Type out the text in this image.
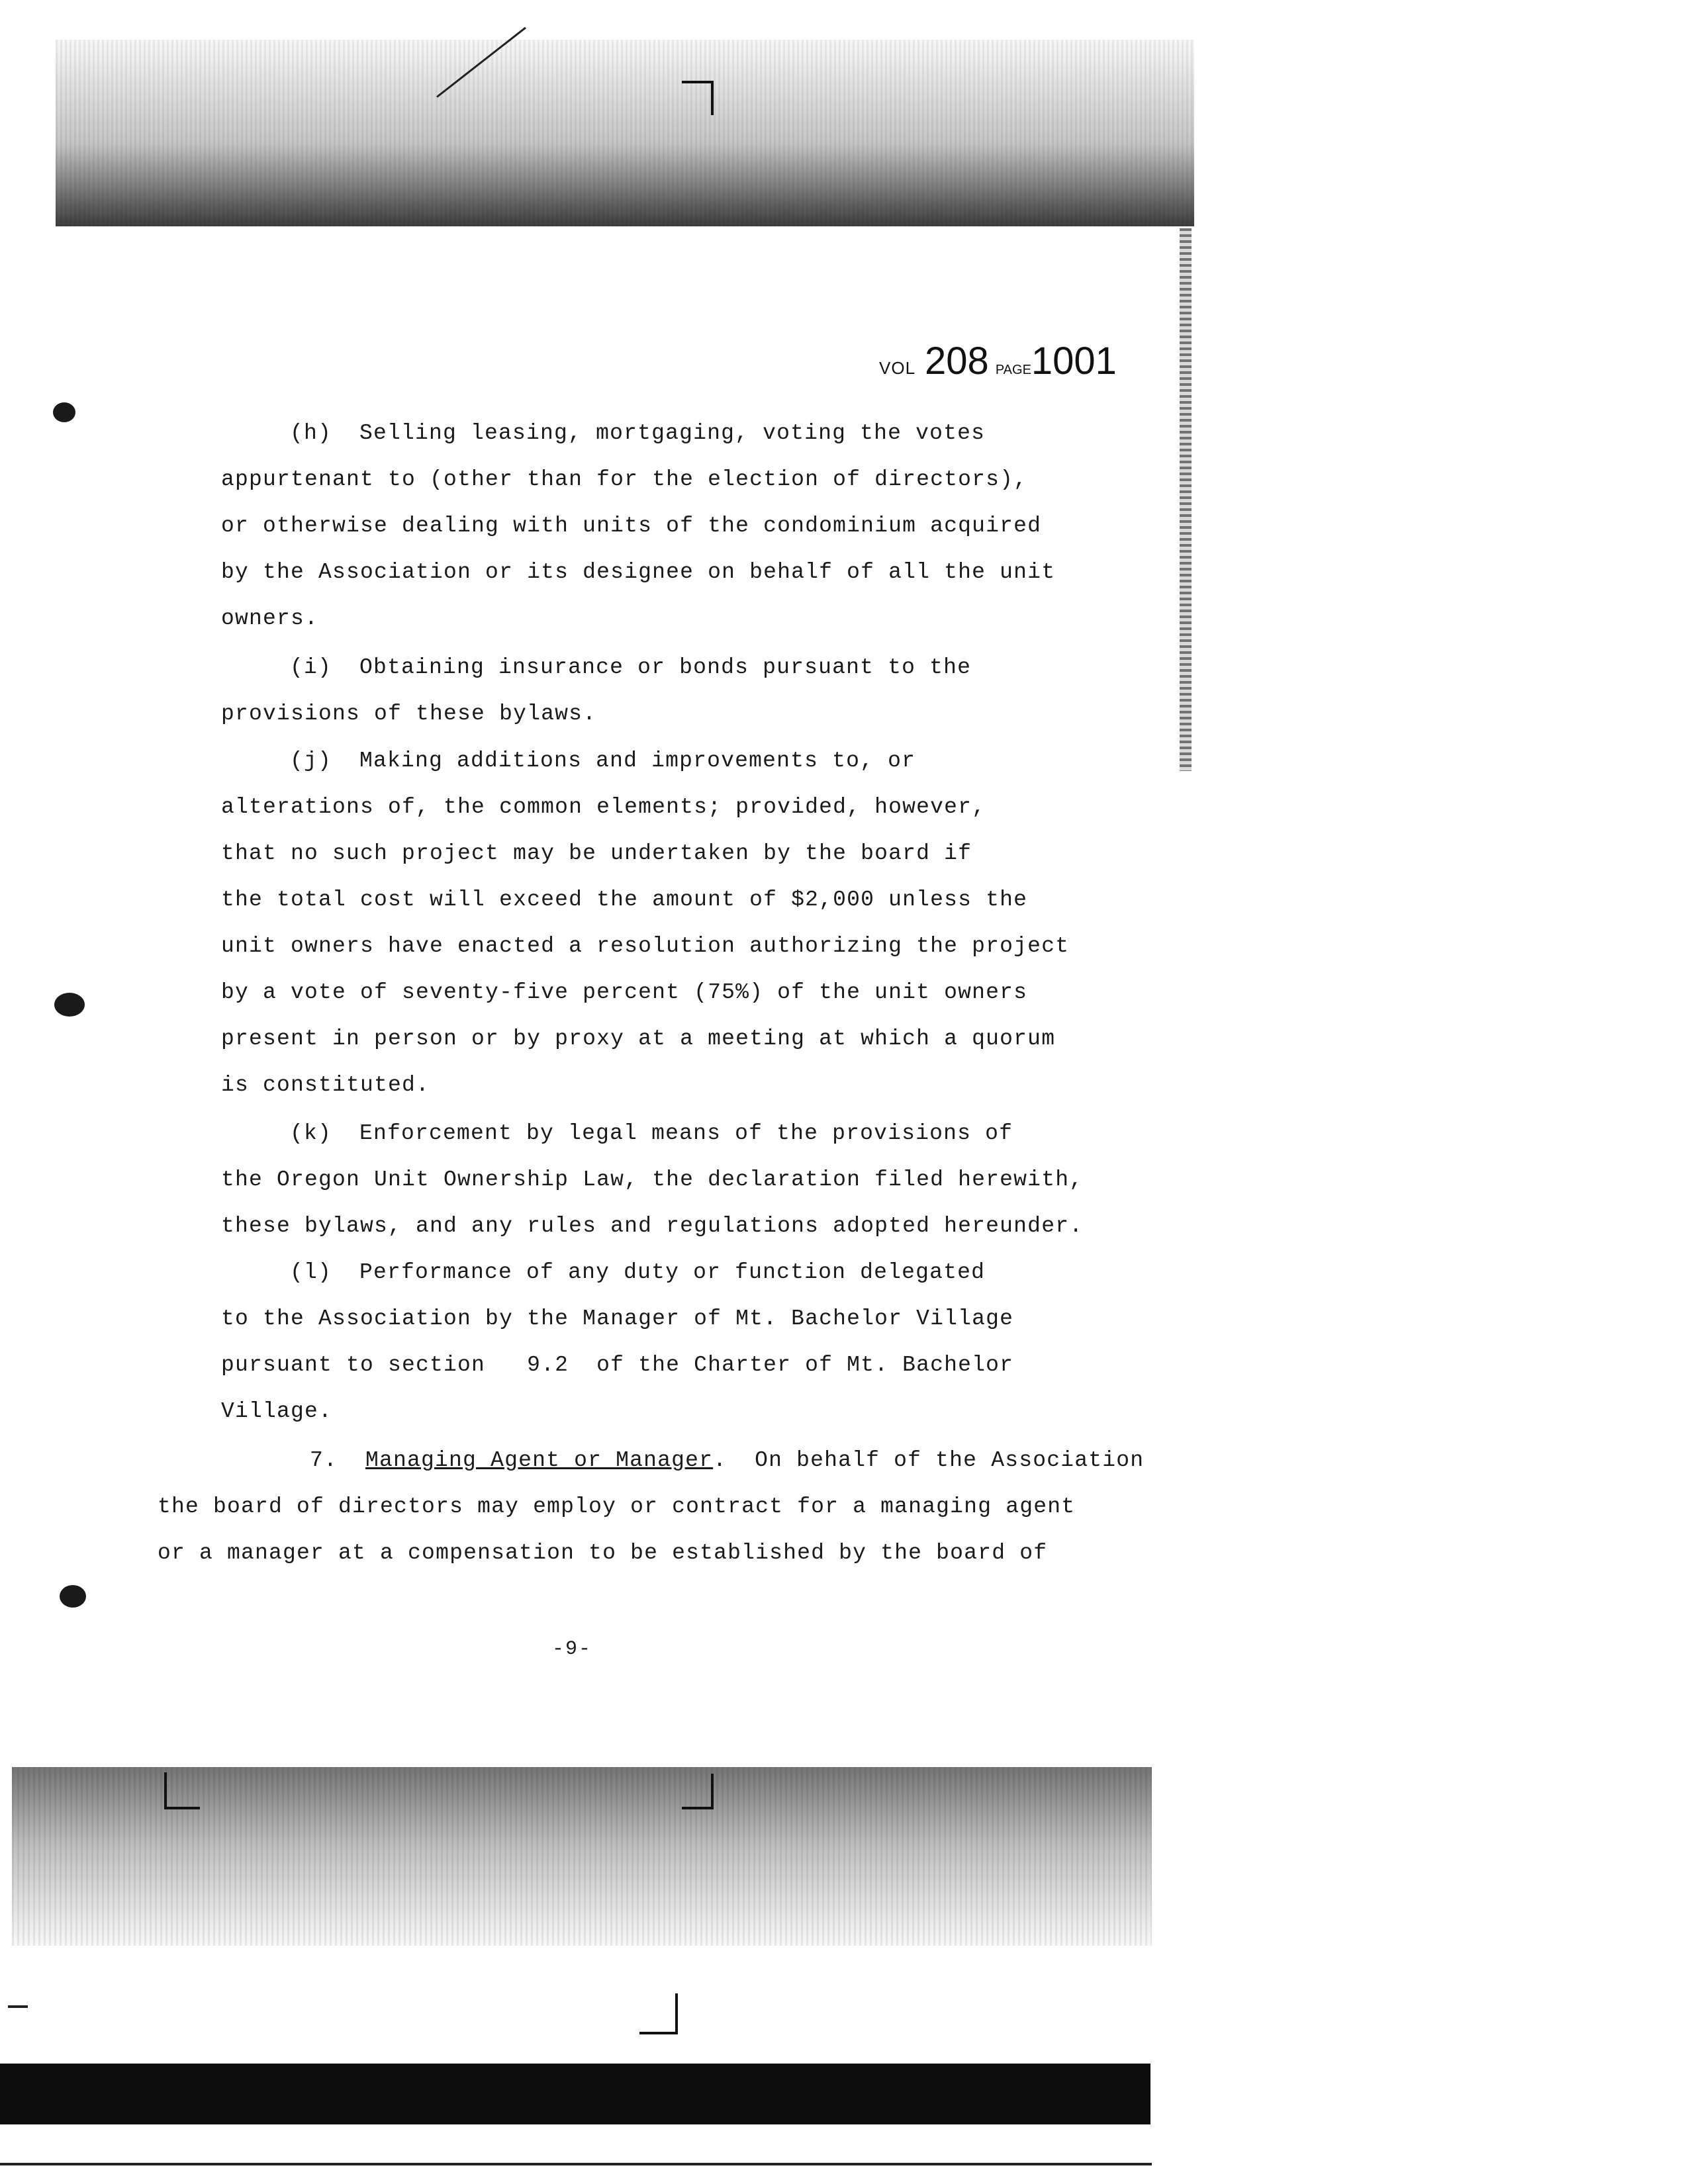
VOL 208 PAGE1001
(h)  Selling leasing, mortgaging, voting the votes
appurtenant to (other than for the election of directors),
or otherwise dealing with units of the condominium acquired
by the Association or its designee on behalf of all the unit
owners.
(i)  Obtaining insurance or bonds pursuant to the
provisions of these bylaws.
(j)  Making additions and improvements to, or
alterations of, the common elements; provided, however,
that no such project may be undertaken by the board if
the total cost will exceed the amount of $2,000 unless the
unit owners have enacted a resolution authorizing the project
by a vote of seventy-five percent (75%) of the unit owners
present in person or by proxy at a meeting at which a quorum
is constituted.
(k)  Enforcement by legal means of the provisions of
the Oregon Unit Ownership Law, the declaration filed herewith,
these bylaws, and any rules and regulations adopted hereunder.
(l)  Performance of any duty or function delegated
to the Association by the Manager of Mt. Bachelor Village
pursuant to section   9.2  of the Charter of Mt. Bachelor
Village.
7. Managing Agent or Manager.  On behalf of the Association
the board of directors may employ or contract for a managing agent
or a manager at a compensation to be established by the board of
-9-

· · · · · · ·

SET TASK: Your task is to transcribe all of the records precisely, with no images included.

SOLUTION:
Type out the text in this image.
VOL 208 PAGE1001
(h)  Selling leasing, mortgaging, voting the votes
appurtenant to (other than for the election of directors),
or otherwise dealing with units of the condominium acquired
by the Association or its designee on behalf of all the unit
owners.
(i)  Obtaining insurance or bonds pursuant to the
provisions of these bylaws.
(j)  Making additions and improvements to, or
alterations of, the common elements; provided, however,
that no such project may be undertaken by the board if
the total cost will exceed the amount of $2,000 unless the
unit owners have enacted a resolution authorizing the project
by a vote of seventy-five percent (75%) of the unit owners
present in person or by proxy at a meeting at which a quorum
is constituted.
(k)  Enforcement by legal means of the provisions of
the Oregon Unit Ownership Law, the declaration filed herewith,
these bylaws, and any rules and regulations adopted hereunder.
(l)  Performance of any duty or function delegated
to the Association by the Manager of Mt. Bachelor Village
pursuant to section   9.2  of the Charter of Mt. Bachelor
Village.
7. Managing Agent or Manager.  On behalf of the Association
the board of directors may employ or contract for a managing agent
or a manager at a compensation to be established by the board of
-9-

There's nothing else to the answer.